▶ _GOAL_
Return the data exactly, with all pictures removed.

====================

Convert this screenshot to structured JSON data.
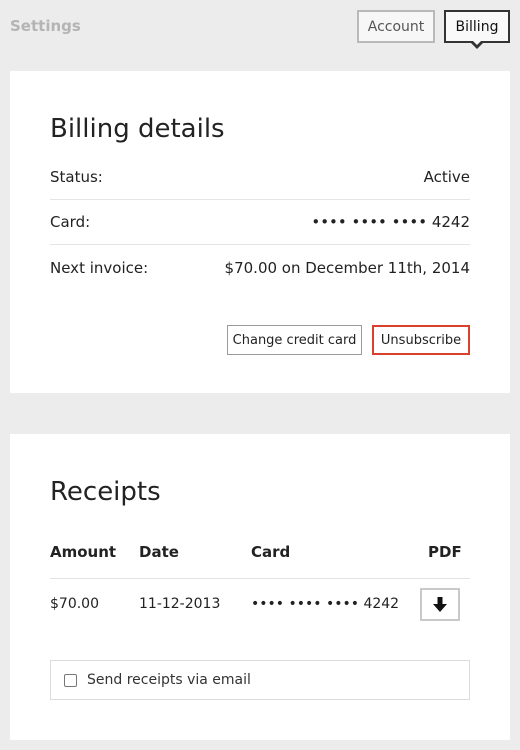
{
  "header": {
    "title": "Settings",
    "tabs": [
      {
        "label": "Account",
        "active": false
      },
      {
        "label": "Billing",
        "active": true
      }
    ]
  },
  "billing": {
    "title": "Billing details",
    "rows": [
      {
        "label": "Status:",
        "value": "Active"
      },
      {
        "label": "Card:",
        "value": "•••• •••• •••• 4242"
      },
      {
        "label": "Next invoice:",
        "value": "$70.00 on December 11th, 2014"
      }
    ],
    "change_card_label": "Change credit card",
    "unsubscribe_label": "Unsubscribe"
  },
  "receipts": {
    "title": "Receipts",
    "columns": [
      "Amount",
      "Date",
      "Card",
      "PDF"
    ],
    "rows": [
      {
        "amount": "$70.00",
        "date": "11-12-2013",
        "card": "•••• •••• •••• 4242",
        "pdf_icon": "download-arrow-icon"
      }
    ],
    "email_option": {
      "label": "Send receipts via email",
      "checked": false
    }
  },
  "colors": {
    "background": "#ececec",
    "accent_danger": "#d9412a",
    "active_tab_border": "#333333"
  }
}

====================

▶ _REPLY TO THE EXERCISE_
Convert this screenshot to structured JSON data.
{
  "header": {
    "title": "Settings",
    "tabs": [
      {
        "label": "Account",
        "active": false
      },
      {
        "label": "Billing",
        "active": true
      }
    ]
  },
  "billing": {
    "title": "Billing details",
    "rows": [
      {
        "label": "Status:",
        "value": "Active"
      },
      {
        "label": "Card:",
        "value": "•••• •••• •••• 4242"
      },
      {
        "label": "Next invoice:",
        "value": "$70.00 on December 11th, 2014"
      }
    ],
    "change_card_label": "Change credit card",
    "unsubscribe_label": "Unsubscribe"
  },
  "receipts": {
    "title": "Receipts",
    "columns": [
      "Amount",
      "Date",
      "Card",
      "PDF"
    ],
    "rows": [
      {
        "amount": "$70.00",
        "date": "11-12-2013",
        "card": "•••• •••• •••• 4242",
        "pdf_icon": "download-arrow-icon"
      }
    ],
    "email_option": {
      "label": "Send receipts via email",
      "checked": false
    }
  },
  "colors": {
    "background": "#ececec",
    "accent_danger": "#d9412a",
    "active_tab_border": "#333333"
  }
}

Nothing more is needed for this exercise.